Each line of the data that includes the string "TASIKMALAYA" is to be copied out.
Start EXERCISE MATERIAL
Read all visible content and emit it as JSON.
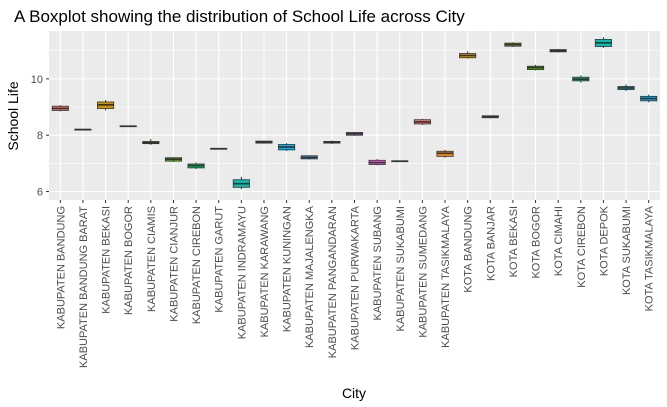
{
  "chart_data": {
    "type": "boxplot",
    "title": "A Boxplot showing the distribution of School Life across City",
    "xlabel": "City",
    "ylabel": "School Life",
    "ylim": [
      5.7,
      11.7
    ],
    "yticks": [
      6,
      8,
      10
    ],
    "grid": true,
    "legend": "none",
    "categories": [
      "KABUPATEN BANDUNG",
      "KABUPATEN BANDUNG BARAT",
      "KABUPATEN BEKASI",
      "KABUPATEN BOGOR",
      "KABUPATEN CIAMIS",
      "KABUPATEN CIANJUR",
      "KABUPATEN CIREBON",
      "KABUPATEN GARUT",
      "KABUPATEN INDRAMAYU",
      "KABUPATEN KARAWANG",
      "KABUPATEN KUNINGAN",
      "KABUPATEN MAJALENGKA",
      "KABUPATEN PANGANDARAN",
      "KABUPATEN PURWAKARTA",
      "KABUPATEN SUBANG",
      "KABUPATEN SUKABUMI",
      "KABUPATEN SUMEDANG",
      "KABUPATEN TASIKMALAYA",
      "KOTA BANDUNG",
      "KOTA BANJAR",
      "KOTA BEKASI",
      "KOTA BOGOR",
      "KOTA CIMAHI",
      "KOTA CIREBON",
      "KOTA DEPOK",
      "KOTA SUKABUMI",
      "KOTA TASIKMALAYA"
    ],
    "boxes": [
      {
        "min": 8.85,
        "q1": 8.88,
        "median": 8.95,
        "q3": 9.03,
        "max": 9.07,
        "color": "#F8766D"
      },
      {
        "min": 8.19,
        "q1": 8.19,
        "median": 8.2,
        "q3": 8.21,
        "max": 8.21,
        "color": "#E7851E"
      },
      {
        "min": 8.88,
        "q1": 8.95,
        "median": 9.08,
        "q3": 9.18,
        "max": 9.25,
        "color": "#D09400"
      },
      {
        "min": 8.31,
        "q1": 8.31,
        "median": 8.32,
        "q3": 8.33,
        "max": 8.33,
        "color": "#B2A100"
      },
      {
        "min": 7.66,
        "q1": 7.7,
        "median": 7.73,
        "q3": 7.78,
        "max": 7.86,
        "color": "#89AC00"
      },
      {
        "min": 7.05,
        "q1": 7.08,
        "median": 7.15,
        "q3": 7.2,
        "max": 7.22,
        "color": "#45B500"
      },
      {
        "min": 6.8,
        "q1": 6.84,
        "median": 6.92,
        "q3": 6.98,
        "max": 7.03,
        "color": "#00BC51"
      },
      {
        "min": 7.5,
        "q1": 7.51,
        "median": 7.52,
        "q3": 7.53,
        "max": 7.53,
        "color": "#00C087"
      },
      {
        "min": 6.08,
        "q1": 6.15,
        "median": 6.28,
        "q3": 6.42,
        "max": 6.52,
        "color": "#00C0B2"
      },
      {
        "min": 7.7,
        "q1": 7.72,
        "median": 7.75,
        "q3": 7.79,
        "max": 7.8,
        "color": "#00BCD6"
      },
      {
        "min": 7.44,
        "q1": 7.48,
        "median": 7.58,
        "q3": 7.67,
        "max": 7.72,
        "color": "#00B3F2"
      },
      {
        "min": 7.14,
        "q1": 7.16,
        "median": 7.21,
        "q3": 7.27,
        "max": 7.29,
        "color": "#29A3FF"
      },
      {
        "min": 7.69,
        "q1": 7.72,
        "median": 7.75,
        "q3": 7.78,
        "max": 7.81,
        "color": "#9C8DFF"
      },
      {
        "min": 7.98,
        "q1": 8.0,
        "median": 8.05,
        "q3": 8.1,
        "max": 8.12,
        "color": "#D277FF"
      },
      {
        "min": 6.93,
        "q1": 6.96,
        "median": 7.03,
        "q3": 7.11,
        "max": 7.15,
        "color": "#F161DD"
      },
      {
        "min": 7.05,
        "q1": 7.06,
        "median": 7.08,
        "q3": 7.09,
        "max": 7.1,
        "color": "#FF61C7"
      },
      {
        "min": 8.36,
        "q1": 8.4,
        "median": 8.47,
        "q3": 8.55,
        "max": 8.58,
        "color": "#F8766D"
      },
      {
        "min": 7.2,
        "q1": 7.25,
        "median": 7.36,
        "q3": 7.43,
        "max": 7.48,
        "color": "#E7851E"
      },
      {
        "min": 10.72,
        "q1": 10.75,
        "median": 10.83,
        "q3": 10.9,
        "max": 10.98,
        "color": "#D09400"
      },
      {
        "min": 8.6,
        "q1": 8.62,
        "median": 8.66,
        "q3": 8.69,
        "max": 8.7,
        "color": "#B2A100"
      },
      {
        "min": 11.13,
        "q1": 11.16,
        "median": 11.22,
        "q3": 11.27,
        "max": 11.3,
        "color": "#89AC00"
      },
      {
        "min": 10.3,
        "q1": 10.33,
        "median": 10.4,
        "q3": 10.45,
        "max": 10.5,
        "color": "#45B500"
      },
      {
        "min": 10.94,
        "q1": 10.96,
        "median": 11.0,
        "q3": 11.04,
        "max": 11.06,
        "color": "#00BC51"
      },
      {
        "min": 9.87,
        "q1": 9.93,
        "median": 9.99,
        "q3": 10.06,
        "max": 10.12,
        "color": "#00C087"
      },
      {
        "min": 11.1,
        "q1": 11.15,
        "median": 11.28,
        "q3": 11.4,
        "max": 11.48,
        "color": "#00C0B2"
      },
      {
        "min": 9.57,
        "q1": 9.62,
        "median": 9.68,
        "q3": 9.73,
        "max": 9.8,
        "color": "#00BCD6"
      },
      {
        "min": 9.17,
        "q1": 9.22,
        "median": 9.3,
        "q3": 9.38,
        "max": 9.44,
        "color": "#00B3F2"
      }
    ]
  }
}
End EXERCISE MATERIAL
→ RESPONSE TO THE TASK
      "KABUPATEN TASIKMALAYA",
      "KOTA TASIKMALAYA"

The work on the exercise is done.